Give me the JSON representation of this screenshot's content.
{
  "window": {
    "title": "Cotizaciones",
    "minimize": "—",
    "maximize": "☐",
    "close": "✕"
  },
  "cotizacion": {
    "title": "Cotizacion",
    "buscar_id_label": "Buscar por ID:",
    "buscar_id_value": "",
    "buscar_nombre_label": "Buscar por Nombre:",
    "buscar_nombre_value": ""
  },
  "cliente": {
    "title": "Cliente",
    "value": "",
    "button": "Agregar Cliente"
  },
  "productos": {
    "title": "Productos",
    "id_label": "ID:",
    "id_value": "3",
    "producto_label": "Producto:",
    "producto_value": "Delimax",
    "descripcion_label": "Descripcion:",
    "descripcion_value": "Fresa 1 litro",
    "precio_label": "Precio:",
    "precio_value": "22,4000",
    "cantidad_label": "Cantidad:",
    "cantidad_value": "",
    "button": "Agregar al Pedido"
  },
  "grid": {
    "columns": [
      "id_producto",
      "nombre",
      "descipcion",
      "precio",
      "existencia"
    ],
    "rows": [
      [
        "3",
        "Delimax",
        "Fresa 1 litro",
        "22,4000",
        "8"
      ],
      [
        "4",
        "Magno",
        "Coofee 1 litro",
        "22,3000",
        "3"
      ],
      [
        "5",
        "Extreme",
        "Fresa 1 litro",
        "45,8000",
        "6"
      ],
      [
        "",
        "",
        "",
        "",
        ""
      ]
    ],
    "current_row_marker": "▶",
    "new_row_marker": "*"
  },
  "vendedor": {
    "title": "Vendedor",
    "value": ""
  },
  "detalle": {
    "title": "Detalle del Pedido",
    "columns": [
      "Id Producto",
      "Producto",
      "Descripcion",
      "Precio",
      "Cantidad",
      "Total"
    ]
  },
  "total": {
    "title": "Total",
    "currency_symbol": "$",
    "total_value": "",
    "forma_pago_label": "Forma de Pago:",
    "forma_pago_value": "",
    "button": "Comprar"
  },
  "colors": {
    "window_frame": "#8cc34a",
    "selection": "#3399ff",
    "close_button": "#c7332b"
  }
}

################

Give an exact repetition of all the material.

Give me the JSON representation of this screenshot's content.
{
  "window": {
    "title": "Cotizaciones",
    "minimize": "—",
    "maximize": "☐",
    "close": "✕"
  },
  "cotizacion": {
    "title": "Cotizacion",
    "buscar_id_label": "Buscar por ID:",
    "buscar_id_value": "",
    "buscar_nombre_label": "Buscar por Nombre:",
    "buscar_nombre_value": ""
  },
  "cliente": {
    "title": "Cliente",
    "value": "",
    "button": "Agregar Cliente"
  },
  "productos": {
    "title": "Productos",
    "id_label": "ID:",
    "id_value": "3",
    "producto_label": "Producto:",
    "producto_value": "Delimax",
    "descripcion_label": "Descripcion:",
    "descripcion_value": "Fresa 1 litro",
    "precio_label": "Precio:",
    "precio_value": "22,4000",
    "cantidad_label": "Cantidad:",
    "cantidad_value": "",
    "button": "Agregar al Pedido"
  },
  "grid": {
    "columns": [
      "id_producto",
      "nombre",
      "descipcion",
      "precio",
      "existencia"
    ],
    "rows": [
      [
        "3",
        "Delimax",
        "Fresa 1 litro",
        "22,4000",
        "8"
      ],
      [
        "4",
        "Magno",
        "Coofee 1 litro",
        "22,3000",
        "3"
      ],
      [
        "5",
        "Extreme",
        "Fresa 1 litro",
        "45,8000",
        "6"
      ],
      [
        "",
        "",
        "",
        "",
        ""
      ]
    ],
    "current_row_marker": "▶",
    "new_row_marker": "*"
  },
  "vendedor": {
    "title": "Vendedor",
    "value": ""
  },
  "detalle": {
    "title": "Detalle del Pedido",
    "columns": [
      "Id Producto",
      "Producto",
      "Descripcion",
      "Precio",
      "Cantidad",
      "Total"
    ]
  },
  "total": {
    "title": "Total",
    "currency_symbol": "$",
    "total_value": "",
    "forma_pago_label": "Forma de Pago:",
    "forma_pago_value": "",
    "button": "Comprar"
  },
  "colors": {
    "window_frame": "#8cc34a",
    "selection": "#3399ff",
    "close_button": "#c7332b"
  }
}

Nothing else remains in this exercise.